§ Task statement: Output the lines that follow exactly as they are.

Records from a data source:
::::::::::

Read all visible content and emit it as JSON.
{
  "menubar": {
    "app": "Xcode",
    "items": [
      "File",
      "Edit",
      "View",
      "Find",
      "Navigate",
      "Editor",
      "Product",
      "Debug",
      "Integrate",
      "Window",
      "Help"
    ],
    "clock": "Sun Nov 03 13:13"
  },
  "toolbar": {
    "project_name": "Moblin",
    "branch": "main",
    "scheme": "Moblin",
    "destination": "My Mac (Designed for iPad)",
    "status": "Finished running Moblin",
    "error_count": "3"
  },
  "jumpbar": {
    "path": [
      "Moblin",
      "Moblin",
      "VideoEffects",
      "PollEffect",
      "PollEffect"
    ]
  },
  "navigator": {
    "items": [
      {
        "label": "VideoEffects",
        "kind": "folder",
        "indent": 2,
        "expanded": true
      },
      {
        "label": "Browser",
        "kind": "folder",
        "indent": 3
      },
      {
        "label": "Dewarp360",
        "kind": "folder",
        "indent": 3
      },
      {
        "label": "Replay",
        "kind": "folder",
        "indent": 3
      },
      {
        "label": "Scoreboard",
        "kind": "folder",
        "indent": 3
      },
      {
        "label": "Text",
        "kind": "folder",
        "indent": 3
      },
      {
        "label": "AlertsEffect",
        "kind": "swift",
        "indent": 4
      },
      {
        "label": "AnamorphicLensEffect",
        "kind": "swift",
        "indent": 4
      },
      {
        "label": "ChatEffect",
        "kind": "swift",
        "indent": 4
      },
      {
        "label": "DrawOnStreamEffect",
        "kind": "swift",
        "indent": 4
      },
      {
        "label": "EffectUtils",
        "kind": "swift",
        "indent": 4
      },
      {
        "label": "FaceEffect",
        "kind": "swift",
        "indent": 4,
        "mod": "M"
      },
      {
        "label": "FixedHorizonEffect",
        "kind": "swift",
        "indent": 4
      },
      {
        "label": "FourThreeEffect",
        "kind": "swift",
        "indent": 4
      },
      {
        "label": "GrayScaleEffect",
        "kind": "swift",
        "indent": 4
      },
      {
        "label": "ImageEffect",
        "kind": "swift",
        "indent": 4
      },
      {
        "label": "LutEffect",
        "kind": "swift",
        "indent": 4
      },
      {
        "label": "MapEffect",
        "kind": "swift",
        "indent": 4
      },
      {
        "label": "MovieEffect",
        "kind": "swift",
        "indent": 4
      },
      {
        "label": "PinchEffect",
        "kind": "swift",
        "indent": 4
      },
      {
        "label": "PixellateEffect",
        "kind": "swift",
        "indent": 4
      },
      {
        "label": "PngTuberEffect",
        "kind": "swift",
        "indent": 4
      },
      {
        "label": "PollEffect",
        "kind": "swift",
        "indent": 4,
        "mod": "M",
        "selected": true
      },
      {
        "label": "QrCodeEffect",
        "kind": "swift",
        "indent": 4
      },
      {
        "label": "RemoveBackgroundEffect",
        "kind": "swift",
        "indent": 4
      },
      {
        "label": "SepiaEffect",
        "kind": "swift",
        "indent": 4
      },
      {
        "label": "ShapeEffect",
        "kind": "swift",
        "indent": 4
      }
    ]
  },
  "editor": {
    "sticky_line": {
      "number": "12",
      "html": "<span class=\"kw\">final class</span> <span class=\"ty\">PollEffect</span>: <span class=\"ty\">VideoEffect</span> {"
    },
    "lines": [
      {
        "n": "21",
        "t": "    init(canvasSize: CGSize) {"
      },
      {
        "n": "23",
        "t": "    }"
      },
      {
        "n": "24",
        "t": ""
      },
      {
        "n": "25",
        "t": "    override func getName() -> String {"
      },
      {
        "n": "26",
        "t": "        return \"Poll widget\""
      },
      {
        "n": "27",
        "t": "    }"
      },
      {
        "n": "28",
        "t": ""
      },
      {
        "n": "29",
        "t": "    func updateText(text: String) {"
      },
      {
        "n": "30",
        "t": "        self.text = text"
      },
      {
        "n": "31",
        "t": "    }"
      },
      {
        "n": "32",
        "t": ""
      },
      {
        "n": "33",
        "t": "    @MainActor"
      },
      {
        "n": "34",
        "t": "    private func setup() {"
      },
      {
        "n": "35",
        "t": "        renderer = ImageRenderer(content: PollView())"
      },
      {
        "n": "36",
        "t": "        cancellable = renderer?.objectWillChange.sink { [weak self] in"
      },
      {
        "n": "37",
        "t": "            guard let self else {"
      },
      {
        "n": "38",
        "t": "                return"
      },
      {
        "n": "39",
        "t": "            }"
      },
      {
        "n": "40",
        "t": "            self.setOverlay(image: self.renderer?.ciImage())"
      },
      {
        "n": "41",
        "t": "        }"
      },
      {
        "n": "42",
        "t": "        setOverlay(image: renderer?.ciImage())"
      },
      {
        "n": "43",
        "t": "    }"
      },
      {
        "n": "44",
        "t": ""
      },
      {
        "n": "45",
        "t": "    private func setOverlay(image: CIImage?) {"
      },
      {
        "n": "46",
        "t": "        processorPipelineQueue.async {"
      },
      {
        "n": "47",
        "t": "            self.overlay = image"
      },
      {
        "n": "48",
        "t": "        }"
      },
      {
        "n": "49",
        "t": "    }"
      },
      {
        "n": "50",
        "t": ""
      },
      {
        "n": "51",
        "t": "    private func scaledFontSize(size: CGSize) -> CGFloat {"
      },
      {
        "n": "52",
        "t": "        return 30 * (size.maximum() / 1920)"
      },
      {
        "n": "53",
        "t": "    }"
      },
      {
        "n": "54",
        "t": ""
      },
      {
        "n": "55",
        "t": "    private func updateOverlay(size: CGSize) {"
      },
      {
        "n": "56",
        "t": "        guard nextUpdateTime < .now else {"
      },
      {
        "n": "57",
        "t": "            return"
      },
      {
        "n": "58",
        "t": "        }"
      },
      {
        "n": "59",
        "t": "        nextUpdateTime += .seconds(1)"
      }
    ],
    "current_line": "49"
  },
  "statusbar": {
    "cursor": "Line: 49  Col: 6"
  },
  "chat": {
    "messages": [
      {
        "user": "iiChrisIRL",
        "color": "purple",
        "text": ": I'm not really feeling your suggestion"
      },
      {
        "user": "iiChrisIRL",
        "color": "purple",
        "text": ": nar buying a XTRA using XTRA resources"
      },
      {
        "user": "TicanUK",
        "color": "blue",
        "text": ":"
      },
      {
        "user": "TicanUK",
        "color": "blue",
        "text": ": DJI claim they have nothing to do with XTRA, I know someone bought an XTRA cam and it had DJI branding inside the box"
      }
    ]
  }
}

::::::::::

§ Answer for the task:
Read all visible content and emit it as JSON.
{
  "menubar": {
    "app": "Xcode",
    "items": [
      "File",
      "Edit",
      "View",
      "Find",
      "Navigate",
      "Editor",
      "Product",
      "Debug",
      "Integrate",
      "Window",
      "Help"
    ],
    "clock": "Sun Nov 03 13:13"
  },
  "toolbar": {
    "project_name": "Moblin",
    "branch": "main",
    "scheme": "Moblin",
    "destination": "My Mac (Designed for iPad)",
    "status": "Finished running Moblin",
    "error_count": "3"
  },
  "jumpbar": {
    "path": [
      "Moblin",
      "Moblin",
      "VideoEffects",
      "PollEffect",
      "PollEffect"
    ]
  },
  "navigator": {
    "items": [
      {
        "label": "VideoEffects",
        "kind": "folder",
        "indent": 2,
        "expanded": true
      },
      {
        "label": "Browser",
        "kind": "folder",
        "indent": 3
      },
      {
        "label": "Dewarp360",
        "kind": "folder",
        "indent": 3
      },
      {
        "label": "Replay",
        "kind": "folder",
        "indent": 3
      },
      {
        "label": "Scoreboard",
        "kind": "folder",
        "indent": 3
      },
      {
        "label": "Text",
        "kind": "folder",
        "indent": 3
      },
      {
        "label": "AlertsEffect",
        "kind": "swift",
        "indent": 4
      },
      {
        "label": "AnamorphicLensEffect",
        "kind": "swift",
        "indent": 4
      },
      {
        "label": "ChatEffect",
        "kind": "swift",
        "indent": 4
      },
      {
        "label": "DrawOnStreamEffect",
        "kind": "swift",
        "indent": 4
      },
      {
        "label": "EffectUtils",
        "kind": "swift",
        "indent": 4
      },
      {
        "label": "FaceEffect",
        "kind": "swift",
        "indent": 4,
        "mod": "M"
      },
      {
        "label": "FixedHorizonEffect",
        "kind": "swift",
        "indent": 4
      },
      {
        "label": "FourThreeEffect",
        "kind": "swift",
        "indent": 4
      },
      {
        "label": "GrayScaleEffect",
        "kind": "swift",
        "indent": 4
      },
      {
        "label": "ImageEffect",
        "kind": "swift",
        "indent": 4
      },
      {
        "label": "LutEffect",
        "kind": "swift",
        "indent": 4
      },
      {
        "label": "MapEffect",
        "kind": "swift",
        "indent": 4
      },
      {
        "label": "MovieEffect",
        "kind": "swift",
        "indent": 4
      },
      {
        "label": "PinchEffect",
        "kind": "swift",
        "indent": 4
      },
      {
        "label": "PixellateEffect",
        "kind": "swift",
        "indent": 4
      },
      {
        "label": "PngTuberEffect",
        "kind": "swift",
        "indent": 4
      },
      {
        "label": "PollEffect",
        "kind": "swift",
        "indent": 4,
        "mod": "M",
        "selected": true
      },
      {
        "label": "QrCodeEffect",
        "kind": "swift",
        "indent": 4
      },
      {
        "label": "RemoveBackgroundEffect",
        "kind": "swift",
        "indent": 4
      },
      {
        "label": "SepiaEffect",
        "kind": "swift",
        "indent": 4
      },
      {
        "label": "ShapeEffect",
        "kind": "swift",
        "indent": 4
      }
    ]
  },
  "editor": {
    "sticky_line": {
      "number": "12",
      "html": "<span class=\"kw\">final class</span> <span class=\"ty\">PollEffect</span>: <span class=\"ty\">VideoEffect</span> {"
    },
    "lines": [
      {
        "n": "21",
        "t": "    init(canvasSize: CGSize) {"
      },
      {
        "n": "23",
        "t": "    }"
      },
      {
        "n": "24",
        "t": ""
      },
      {
        "n": "25",
        "t": "    override func getName() -> String {"
      },
      {
        "n": "26",
        "t": "        return \"Poll widget\""
      },
      {
        "n": "27",
        "t": "    }"
      },
      {
        "n": "28",
        "t": ""
      },
      {
        "n": "29",
        "t": "    func updateText(text: String) {"
      },
      {
        "n": "30",
        "t": "        self.text = text"
      },
      {
        "n": "31",
        "t": "    }"
      },
      {
        "n": "32",
        "t": ""
      },
      {
        "n": "33",
        "t": "    @MainActor"
      },
      {
        "n": "34",
        "t": "    private func setup() {"
      },
      {
        "n": "35",
        "t": "        renderer = ImageRenderer(content: PollView())"
      },
      {
        "n": "36",
        "t": "        cancellable = renderer?.objectWillChange.sink { [weak self] in"
      },
      {
        "n": "37",
        "t": "            guard let self else {"
      },
      {
        "n": "38",
        "t": "                return"
      },
      {
        "n": "39",
        "t": "            }"
      },
      {
        "n": "40",
        "t": "            self.setOverlay(image: self.renderer?.ciImage())"
      },
      {
        "n": "41",
        "t": "        }"
      },
      {
        "n": "42",
        "t": "        setOverlay(image: renderer?.ciImage())"
      },
      {
        "n": "43",
        "t": "    }"
      },
      {
        "n": "44",
        "t": ""
      },
      {
        "n": "45",
        "t": "    private func setOverlay(image: CIImage?) {"
      },
      {
        "n": "46",
        "t": "        processorPipelineQueue.async {"
      },
      {
        "n": "47",
        "t": "            self.overlay = image"
      },
      {
        "n": "48",
        "t": "        }"
      },
      {
        "n": "49",
        "t": "    }"
      },
      {
        "n": "50",
        "t": ""
      },
      {
        "n": "51",
        "t": "    private func scaledFontSize(size: CGSize) -> CGFloat {"
      },
      {
        "n": "52",
        "t": "        return 30 * (size.maximum() / 1920)"
      },
      {
        "n": "53",
        "t": "    }"
      },
      {
        "n": "54",
        "t": ""
      },
      {
        "n": "55",
        "t": "    private func updateOverlay(size: CGSize) {"
      },
      {
        "n": "56",
        "t": "        guard nextUpdateTime < .now else {"
      },
      {
        "n": "57",
        "t": "            return"
      },
      {
        "n": "58",
        "t": "        }"
      },
      {
        "n": "59",
        "t": "        nextUpdateTime += .seconds(1)"
      }
    ],
    "current_line": "49"
  },
  "statusbar": {
    "cursor": "Line: 49  Col: 6"
  },
  "chat": {
    "messages": [
      {
        "user": "iiChrisIRL",
        "color": "purple",
        "text": ": I'm not really feeling your suggestion"
      },
      {
        "user": "iiChrisIRL",
        "color": "purple",
        "text": ": nar buying a XTRA using XTRA resources"
      },
      {
        "user": "TicanUK",
        "color": "blue",
        "text": ":"
      },
      {
        "user": "TicanUK",
        "color": "blue",
        "text": ": DJI claim they have nothing to do with XTRA, I know someone bought an XTRA cam and it had DJI branding inside the box"
      }
    ]
  }
}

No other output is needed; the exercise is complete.